• [YOUR TASK]
Report only how many lines hold the word "axis".

• [THE INPUT]

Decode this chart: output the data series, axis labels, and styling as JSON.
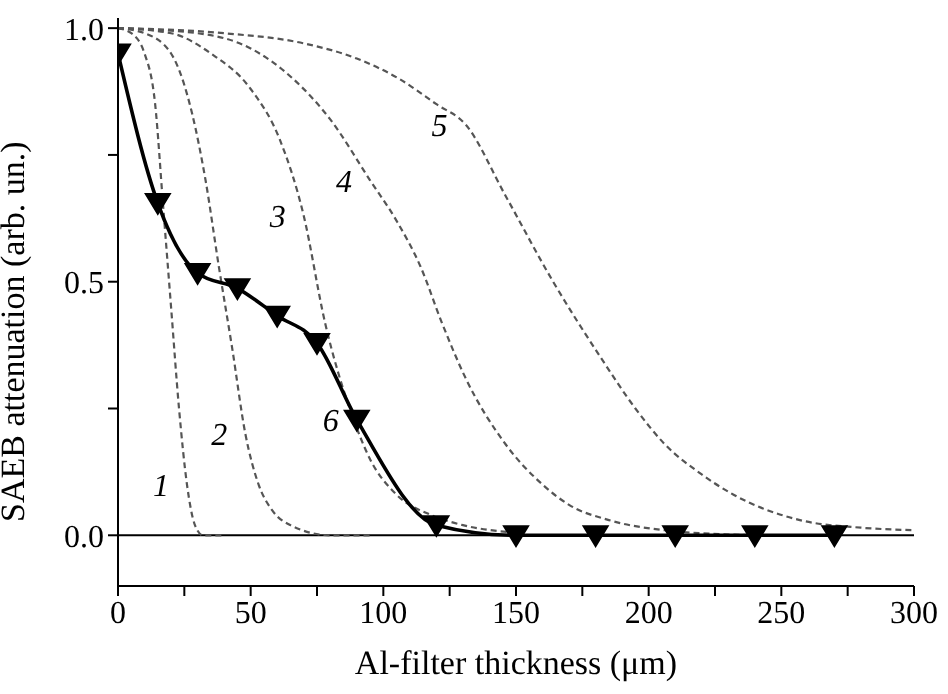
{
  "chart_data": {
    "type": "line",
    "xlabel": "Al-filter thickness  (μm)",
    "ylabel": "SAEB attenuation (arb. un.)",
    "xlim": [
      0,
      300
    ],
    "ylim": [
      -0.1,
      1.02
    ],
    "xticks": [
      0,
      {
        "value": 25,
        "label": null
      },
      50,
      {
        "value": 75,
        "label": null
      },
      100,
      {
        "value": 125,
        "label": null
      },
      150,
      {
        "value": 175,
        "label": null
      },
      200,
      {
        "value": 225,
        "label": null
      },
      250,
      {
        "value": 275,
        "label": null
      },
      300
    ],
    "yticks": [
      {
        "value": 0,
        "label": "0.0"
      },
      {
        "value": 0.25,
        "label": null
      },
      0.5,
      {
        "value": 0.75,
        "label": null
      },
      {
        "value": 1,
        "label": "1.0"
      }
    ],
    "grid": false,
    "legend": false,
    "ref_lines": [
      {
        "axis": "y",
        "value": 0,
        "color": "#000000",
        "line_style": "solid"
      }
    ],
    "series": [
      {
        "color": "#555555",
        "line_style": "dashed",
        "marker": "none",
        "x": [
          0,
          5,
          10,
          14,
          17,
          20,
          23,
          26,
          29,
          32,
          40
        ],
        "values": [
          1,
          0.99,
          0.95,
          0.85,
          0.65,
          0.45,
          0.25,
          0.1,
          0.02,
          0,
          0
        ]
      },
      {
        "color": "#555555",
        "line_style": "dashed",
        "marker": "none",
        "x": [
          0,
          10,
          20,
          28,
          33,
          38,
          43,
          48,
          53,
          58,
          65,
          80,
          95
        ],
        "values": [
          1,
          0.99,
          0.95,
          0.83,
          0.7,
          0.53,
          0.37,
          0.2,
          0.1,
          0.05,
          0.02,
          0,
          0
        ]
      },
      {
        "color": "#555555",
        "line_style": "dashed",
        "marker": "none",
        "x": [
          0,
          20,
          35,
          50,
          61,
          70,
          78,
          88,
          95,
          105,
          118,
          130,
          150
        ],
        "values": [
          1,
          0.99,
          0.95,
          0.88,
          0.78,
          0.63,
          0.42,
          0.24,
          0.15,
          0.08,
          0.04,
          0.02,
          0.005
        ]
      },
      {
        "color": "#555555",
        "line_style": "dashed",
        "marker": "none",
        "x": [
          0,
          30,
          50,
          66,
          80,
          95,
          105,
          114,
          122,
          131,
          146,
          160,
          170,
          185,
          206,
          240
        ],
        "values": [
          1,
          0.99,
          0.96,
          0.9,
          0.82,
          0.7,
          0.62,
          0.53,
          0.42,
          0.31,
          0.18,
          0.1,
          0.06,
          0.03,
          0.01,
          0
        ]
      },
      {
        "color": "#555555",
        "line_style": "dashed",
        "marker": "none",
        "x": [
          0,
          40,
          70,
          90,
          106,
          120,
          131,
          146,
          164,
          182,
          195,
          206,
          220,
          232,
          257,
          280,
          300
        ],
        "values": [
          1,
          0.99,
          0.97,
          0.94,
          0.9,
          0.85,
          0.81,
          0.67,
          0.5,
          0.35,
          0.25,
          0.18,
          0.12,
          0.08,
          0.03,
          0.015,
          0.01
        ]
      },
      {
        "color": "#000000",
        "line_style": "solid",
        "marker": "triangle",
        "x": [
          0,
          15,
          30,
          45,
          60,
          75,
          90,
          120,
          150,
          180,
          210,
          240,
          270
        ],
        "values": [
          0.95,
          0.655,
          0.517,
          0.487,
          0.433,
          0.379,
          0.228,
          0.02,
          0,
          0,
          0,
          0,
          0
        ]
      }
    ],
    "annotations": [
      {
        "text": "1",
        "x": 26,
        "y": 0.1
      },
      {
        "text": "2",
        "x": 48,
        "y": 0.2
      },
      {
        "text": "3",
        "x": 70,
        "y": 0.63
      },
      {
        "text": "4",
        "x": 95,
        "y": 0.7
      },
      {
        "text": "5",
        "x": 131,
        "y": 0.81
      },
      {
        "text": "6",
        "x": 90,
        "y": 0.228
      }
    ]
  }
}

• [FINAL RESULT]
2